* [YOUR INSTRUCTIONS]:
Format every line of the records below as a JSON list of strings, one string per line, skipping blank lines and omitting the pictures.

Annotations of page elements
++++++++

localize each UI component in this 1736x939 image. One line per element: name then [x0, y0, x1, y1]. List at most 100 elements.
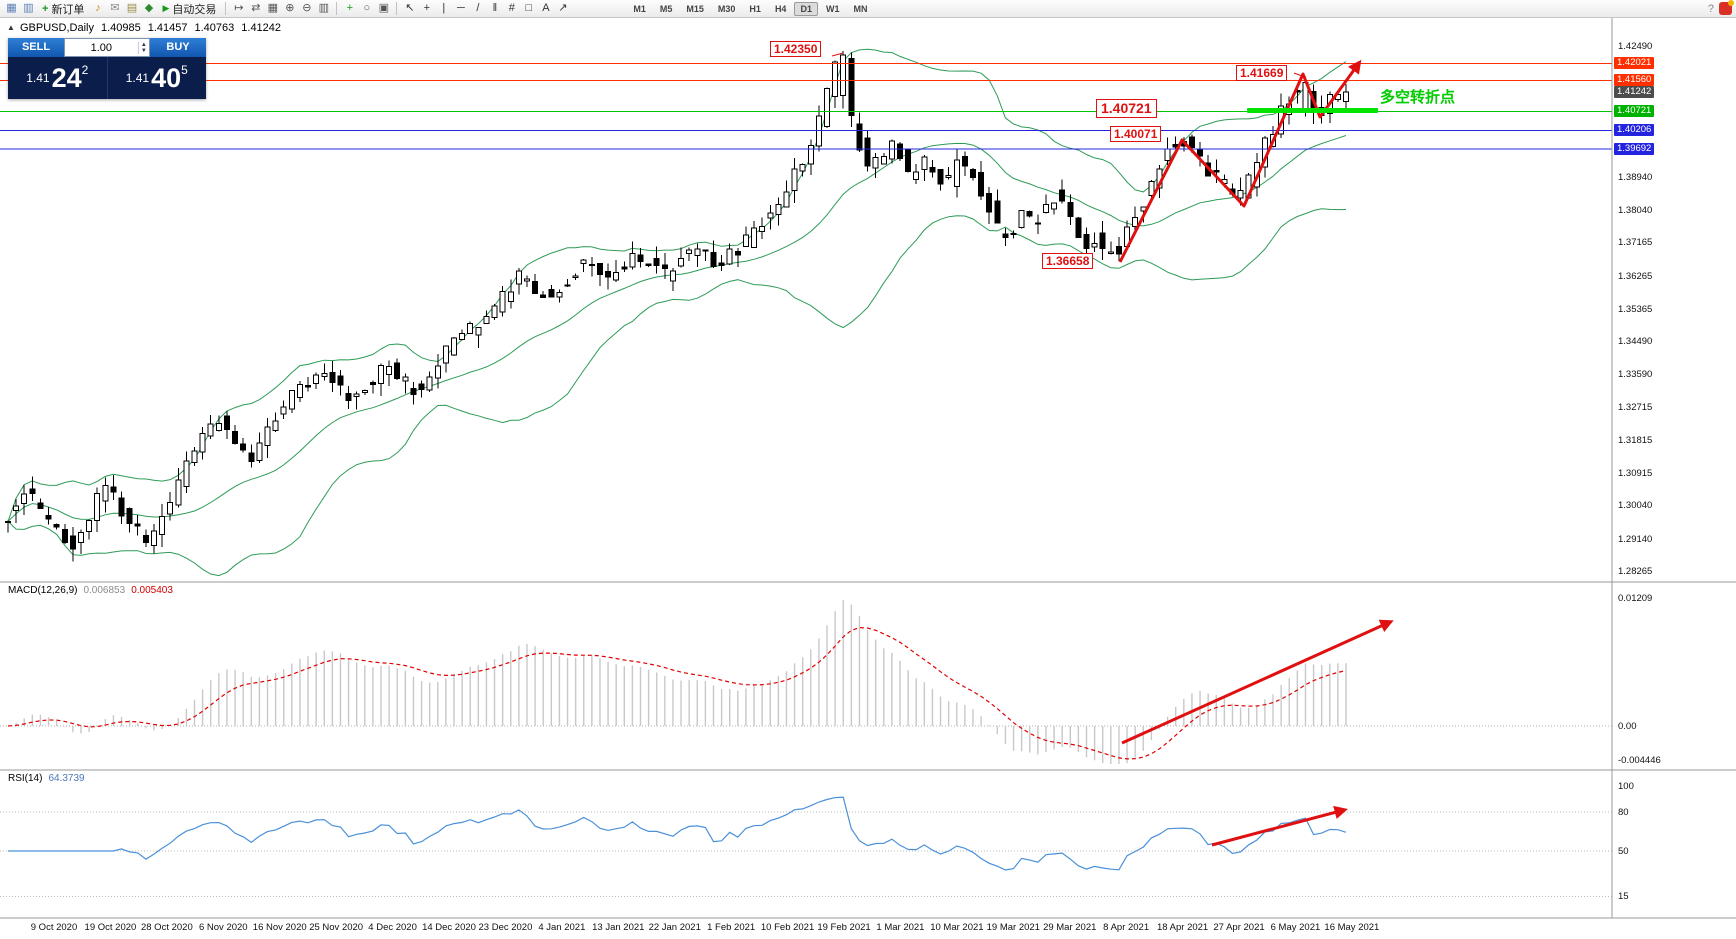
ohlc-low: 1.40763: [194, 22, 235, 34]
new-order-button[interactable]: + 新订单: [42, 2, 85, 16]
price-callout-1.36658: 1.36658: [1042, 253, 1094, 269]
timeframe-m1[interactable]: M1: [633, 3, 646, 14]
date-label: 23 Dec 2020: [478, 922, 533, 933]
rsi-name: RSI(14): [8, 773, 43, 784]
date-label: 13 Jan 2021: [592, 922, 645, 933]
bid-pip-digit: 2: [81, 63, 89, 77]
fibonacci-icon[interactable]: #: [508, 2, 515, 14]
date-label: 10 Mar 2021: [930, 922, 984, 933]
price-axis-label: 1.35365: [1618, 303, 1653, 315]
timeframe-m5[interactable]: M5: [659, 3, 673, 14]
price-axis-label: 1.33590: [1618, 369, 1653, 381]
sell-button[interactable]: SELL: [8, 38, 64, 57]
price-axis-label: 1.30915: [1618, 468, 1653, 480]
rsi-axis-label: 15: [1618, 891, 1629, 902]
timeframe-group: M1 M5 M15 M30 H1 H4 D1 W1 MN: [626, 1, 874, 16]
price-tag-1.41242: 1.41242: [1614, 86, 1655, 99]
date-label: 22 Jan 2021: [648, 922, 701, 933]
timeframe-h1[interactable]: H1: [749, 3, 761, 14]
community-notification-icon[interactable]: [1719, 0, 1734, 15]
date-label: 6 May 2021: [1270, 922, 1321, 933]
date-label: 28 Oct 2020: [140, 922, 193, 933]
horizontal-line-icon[interactable]: ─: [456, 2, 465, 14]
price-tag-1.39692: 1.39692: [1614, 143, 1655, 156]
trendline-icon[interactable]: /: [476, 2, 480, 14]
buy-button[interactable]: BUY: [150, 38, 206, 57]
notification-dot-icon: [1728, 0, 1734, 6]
timeframe-m15[interactable]: M15: [686, 3, 704, 14]
auto-trading-button[interactable]: ▶ 自动交易: [162, 3, 217, 16]
macd-signal-value: 0.005403: [131, 585, 173, 596]
templates-icon[interactable]: ▣: [378, 2, 390, 14]
date-label: 16 Nov 2020: [252, 922, 307, 933]
oneclick-collapse-icon[interactable]: ▲: [7, 23, 15, 32]
arrow-tool-icon[interactable]: ↗: [558, 2, 568, 14]
time-axis[interactable]: 9 Oct 2020 19 Oct 2020 28 Oct 2020 6 Nov 20…: [0, 918, 1612, 939]
rsi-value: 64.3739: [48, 773, 85, 784]
price-tag-1.42021: 1.42021: [1614, 57, 1655, 70]
date-label: 10 Feb 2021: [760, 922, 815, 933]
price-tag-1.40206: 1.40206: [1614, 124, 1655, 137]
lot-decrement-icon[interactable]: ▼: [140, 47, 147, 54]
date-label: 14 Dec 2020: [422, 922, 476, 933]
date-label: 19 Feb 2021: [817, 922, 871, 933]
shapes-icon[interactable]: □: [525, 2, 533, 14]
macd-axis-label: -0.004446: [1618, 755, 1661, 766]
macd-axis-label: 0.01209: [1618, 593, 1653, 604]
auto-scroll-icon[interactable]: ⇄: [251, 2, 261, 14]
channel-icon[interactable]: ‖: [492, 2, 498, 14]
periods-icon[interactable]: ○: [363, 2, 371, 14]
date-label: 1 Mar 2021: [876, 922, 925, 933]
timeframe-m30[interactable]: M30: [717, 3, 736, 14]
indicators-icon[interactable]: +: [346, 2, 354, 14]
vertical-line-icon[interactable]: |: [442, 2, 446, 14]
lot-increment-icon[interactable]: ▲: [140, 41, 147, 48]
zoom-in-icon[interactable]: ⊕: [285, 2, 295, 14]
price-axis-label: 1.38940: [1618, 171, 1653, 183]
macd-axis-label: 0.00: [1618, 721, 1637, 732]
bid-price[interactable]: 1.41 24 2: [8, 57, 108, 99]
market-icon[interactable]: ◆: [144, 2, 154, 14]
timeframe-mn[interactable]: MN: [853, 3, 868, 14]
plus-icon: +: [42, 2, 49, 15]
new-chart-icon[interactable]: ▦: [6, 2, 17, 14]
one-click-trading-panel: SELL ▲▼ BUY 1.41 24 2 1.41 40 5: [8, 38, 206, 99]
chart-plot-area[interactable]: [0, 18, 1612, 918]
cursor-icon[interactable]: ↖: [405, 2, 415, 14]
lot-size-input[interactable]: [65, 41, 138, 54]
grid-icon[interactable]: ▦: [267, 2, 279, 14]
price-axis-label: 1.31815: [1618, 434, 1653, 446]
timeframe-h4[interactable]: H4: [774, 3, 787, 14]
date-label: 8 Apr 2021: [1103, 922, 1150, 933]
ask-main-digits: 40: [151, 62, 182, 93]
toolbar-separator: [396, 2, 398, 15]
date-label: 19 Oct 2020: [84, 922, 137, 933]
mailbox-icon[interactable]: ✉: [110, 2, 120, 14]
timeframe-w1[interactable]: W1: [825, 3, 840, 14]
crosshair-icon[interactable]: +: [423, 2, 431, 14]
price-axis-label: 1.29140: [1618, 533, 1653, 545]
price-tag-1.41560: 1.41560: [1614, 74, 1655, 87]
news-icon[interactable]: ▤: [126, 2, 138, 14]
ohlc-close: 1.41242: [241, 22, 282, 34]
pivot-note-text: 多空转折点: [1380, 89, 1456, 106]
chart-shift-icon[interactable]: ↦: [234, 2, 244, 14]
toolbar: ▦ ▥ + 新订单 ♪ ✉ ▤ ◆ ▶ 自动交易 ↦ ⇄ ▦ ⊕ ⊖ ▥ + ○ ▣ ↖ + | ─ / ‖ # □ A ↗ M1 M5 M1…: [0, 0, 1736, 18]
rsi-axis-label: 80: [1618, 807, 1629, 818]
zoom-out-icon[interactable]: ⊖: [302, 2, 312, 14]
price-callout-1.40071: 1.40071: [1110, 126, 1162, 142]
date-label: 29 Mar 2021: [1043, 922, 1097, 933]
lot-stepper[interactable]: ▲ ▼: [137, 41, 149, 54]
help-icon[interactable]: ?: [1707, 2, 1714, 15]
tile-windows-icon[interactable]: ▥: [318, 2, 330, 14]
ask-price[interactable]: 1.41 40 5: [108, 57, 207, 99]
price-axis-label: 1.30040: [1618, 500, 1653, 512]
timeframe-d1[interactable]: D1: [794, 1, 818, 16]
chart-profiles-icon[interactable]: ▥: [23, 2, 34, 14]
toolbar-separator: [225, 2, 227, 15]
chart-symbol-period: GBPUSD,Daily: [20, 22, 94, 34]
text-icon[interactable]: A: [542, 2, 550, 14]
bid-prefix: 1.41: [26, 71, 50, 85]
alerts-icon[interactable]: ♪: [95, 2, 101, 14]
price-axis[interactable]: 1.42490 1.38940 1.38040 1.37165 1.36265 1.353…: [1612, 18, 1736, 919]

++++++++

* [ANSWER FOR THE TASK]:
[
  "localize each UI component in this 1736x939 image. One line per element: name then [x0, y0, x1, y1]. List at most 100 elements.",
  "ohlc-low: 1.40763: [194, 22, 235, 34]",
  "new-order-button[interactable]: + 新订单: [42, 2, 85, 16]",
  "price-callout-1.36658: 1.36658: [1042, 253, 1094, 269]",
  "timeframe-m1[interactable]: M1: [633, 3, 646, 14]",
  "date-label: 23 Dec 2020: [478, 922, 533, 933]",
  "rsi-name: RSI(14): [8, 773, 43, 784]",
  "date-label: 13 Jan 2021: [592, 922, 645, 933]",
  "bid-pip-digit: 2: [81, 63, 89, 77]",
  "fibonacci-icon[interactable]: #: [508, 2, 515, 14]",
  "date-label: 10 Mar 2021: [930, 922, 984, 933]",
  "price-axis-label: 1.35365: [1618, 303, 1653, 315]",
  "timeframe-m5[interactable]: M5: [659, 3, 673, 14]",
  "price-axis-label: 1.33590: [1618, 369, 1653, 381]",
  "sell-button[interactable]: SELL: [8, 38, 64, 57]",
  "price-axis-label: 1.30915: [1618, 468, 1653, 480]",
  "rsi-axis-label: 15: [1618, 891, 1629, 902]",
  "timeframe-group: M1 M5 M15 M30 H1 H4 D1 W1 MN: [626, 1, 874, 16]",
  "price-tag-1.41242: 1.41242: [1614, 86, 1655, 99]",
  "date-label: 22 Jan 2021: [648, 922, 701, 933]",
  "timeframe-h1[interactable]: H1: [749, 3, 761, 14]",
  "community-notification-icon[interactable]: [1719, 0, 1734, 15]",
  "date-label: 6 May 2021: [1270, 922, 1321, 933]",
  "date-label: 28 Oct 2020: [140, 922, 193, 933]",
  "horizontal-line-icon[interactable]: ─: [456, 2, 465, 14]",
  "price-tag-1.39692: 1.39692: [1614, 143, 1655, 156]",
  "trendline-icon[interactable]: /: [476, 2, 480, 14]",
  "buy-button[interactable]: BUY: [150, 38, 206, 57]",
  "notification-dot-icon: [1728, 0, 1734, 6]",
  "timeframe-m15[interactable]: M15: [686, 3, 704, 14]",
  "auto-trading-button[interactable]: ▶ 自动交易: [162, 3, 217, 16]",
  "macd-signal-value: 0.005403: [131, 585, 173, 596]",
  "templates-icon[interactable]: ▣: [378, 2, 390, 14]",
  "date-label: 16 Nov 2020: [252, 922, 307, 933]",
  "oneclick-collapse-icon[interactable]: ▲: [7, 23, 15, 32]",
  "arrow-tool-icon[interactable]: ↗: [558, 2, 568, 14]",
  "time-axis[interactable]: 9 Oct 2020 19 Oct 2020 28 Oct 2020 6 Nov 20…: [0, 918, 1612, 939]",
  "rsi-value: 64.3739: [48, 773, 85, 784]",
  "price-tag-1.42021: 1.42021: [1614, 57, 1655, 70]",
  "date-label: 10 Feb 2021: [760, 922, 815, 933]",
  "price-tag-1.40206: 1.40206: [1614, 124, 1655, 137]",
  "lot-decrement-icon[interactable]: ▼: [140, 47, 147, 54]",
  "date-label: 14 Dec 2020: [422, 922, 476, 933]",
  "date-label: 19 Feb 2021: [817, 922, 871, 933]",
  "shapes-icon[interactable]: □: [525, 2, 533, 14]",
  "macd-axis-label: -0.004446: [1618, 755, 1661, 766]",
  "macd-axis-label: 0.01209: [1618, 593, 1653, 604]",
  "auto-scroll-icon[interactable]: ⇄: [251, 2, 261, 14]",
  "channel-icon[interactable]: ‖: [492, 2, 498, 14]",
  "periods-icon[interactable]: ○: [363, 2, 371, 14]",
  "date-label: 1 Mar 2021: [876, 922, 925, 933]",
  "timeframe-m30[interactable]: M30: [717, 3, 736, 14]",
  "indicators-icon[interactable]: +: [346, 2, 354, 14]",
  "vertical-line-icon[interactable]: |: [442, 2, 446, 14]",
  "lot-increment-icon[interactable]: ▲: [140, 41, 147, 48]",
  "zoom-in-icon[interactable]: ⊕: [285, 2, 295, 14]",
  "price-axis-label: 1.38940: [1618, 171, 1653, 183]",
  "macd-axis-label: 0.00: [1618, 721, 1637, 732]",
  "bid-price[interactable]: 1.41 24 2: [8, 57, 108, 99]",
  "market-icon[interactable]: ◆: [144, 2, 154, 14]",
  "timeframe-mn[interactable]: MN: [853, 3, 868, 14]",
  "plus-icon: +: [42, 2, 49, 15]",
  "new-chart-icon[interactable]: ▦: [6, 2, 17, 14]",
  "one-click-trading-panel: SELL ▲▼ BUY 1.41 24 2 1.41 40 5: [8, 38, 206, 99]",
  "chart-plot-area[interactable]: [0, 18, 1612, 918]",
  "cursor-icon[interactable]: ↖: [405, 2, 415, 14]",
  "lot-size-input[interactable]: [65, 41, 138, 54]",
  "grid-icon[interactable]: ▦: [267, 2, 279, 14]",
  "price-axis-label: 1.31815: [1618, 434, 1653, 446]",
  "timeframe-h4[interactable]: H4: [774, 3, 787, 14]",
  "date-label: 8 Apr 2021: [1103, 922, 1150, 933]",
  "ask-main-digits: 40: [151, 62, 182, 93]",
  "toolbar-separator: [396, 2, 398, 15]",
  "date-label: 19 Oct 2020: [84, 922, 137, 933]",
  "mailbox-icon[interactable]: ✉: [110, 2, 120, 14]",
  "timeframe-w1[interactable]: W1: [825, 3, 840, 14]",
  "crosshair-icon[interactable]: +: [423, 2, 431, 14]",
  "price-axis-label: 1.29140: [1618, 533, 1653, 545]",
  "price-tag-1.41560: 1.41560: [1614, 74, 1655, 87]",
  "news-icon[interactable]: ▤: [126, 2, 138, 14]",
  "ohlc-close: 1.41242: [241, 22, 282, 34]",
  "pivot-note-text: 多空转折点: [1380, 89, 1456, 106]",
  "chart-shift-icon[interactable]: ↦: [234, 2, 244, 14]",
  "toolbar: ▦ ▥ + 新订单 ♪ ✉ ▤ ◆ ▶ 自动交易 ↦ ⇄ ▦ ⊕ ⊖ ▥ + ○ ▣ ↖ + | ─ / ‖ # □ A ↗ M1 M5 M1…: [0, 0, 1736, 18]",
  "rsi-axis-label: 80: [1618, 807, 1629, 818]",
  "zoom-out-icon[interactable]: ⊖: [302, 2, 312, 14]",
  "price-callout-1.40071: 1.40071: [1110, 126, 1162, 142]",
  "date-label: 29 Mar 2021: [1043, 922, 1097, 933]",
  "lot-stepper[interactable]: ▲ ▼: [137, 41, 149, 54]",
  "help-icon[interactable]: ?: [1707, 2, 1714, 15]",
  "tile-windows-icon[interactable]: ▥: [318, 2, 330, 14]",
  "ask-price[interactable]: 1.41 40 5: [108, 57, 207, 99]",
  "price-axis-label: 1.30040: [1618, 500, 1653, 512]",
  "timeframe-d1[interactable]: D1: [794, 1, 818, 16]",
  "chart-profiles-icon[interactable]: ▥: [23, 2, 34, 14]",
  "toolbar-separator: [225, 2, 227, 15]",
  "chart-symbol-period: GBPUSD,Daily: [20, 22, 94, 34]",
  "text-icon[interactable]: A: [542, 2, 550, 14]",
  "bid-prefix: 1.41: [26, 71, 50, 85]",
  "alerts-icon[interactable]: ♪: [95, 2, 101, 14]",
  "price-axis[interactable]: 1.42490 1.38940 1.38040 1.37165 1.36265 1.353…: [1612, 18, 1736, 919]"
]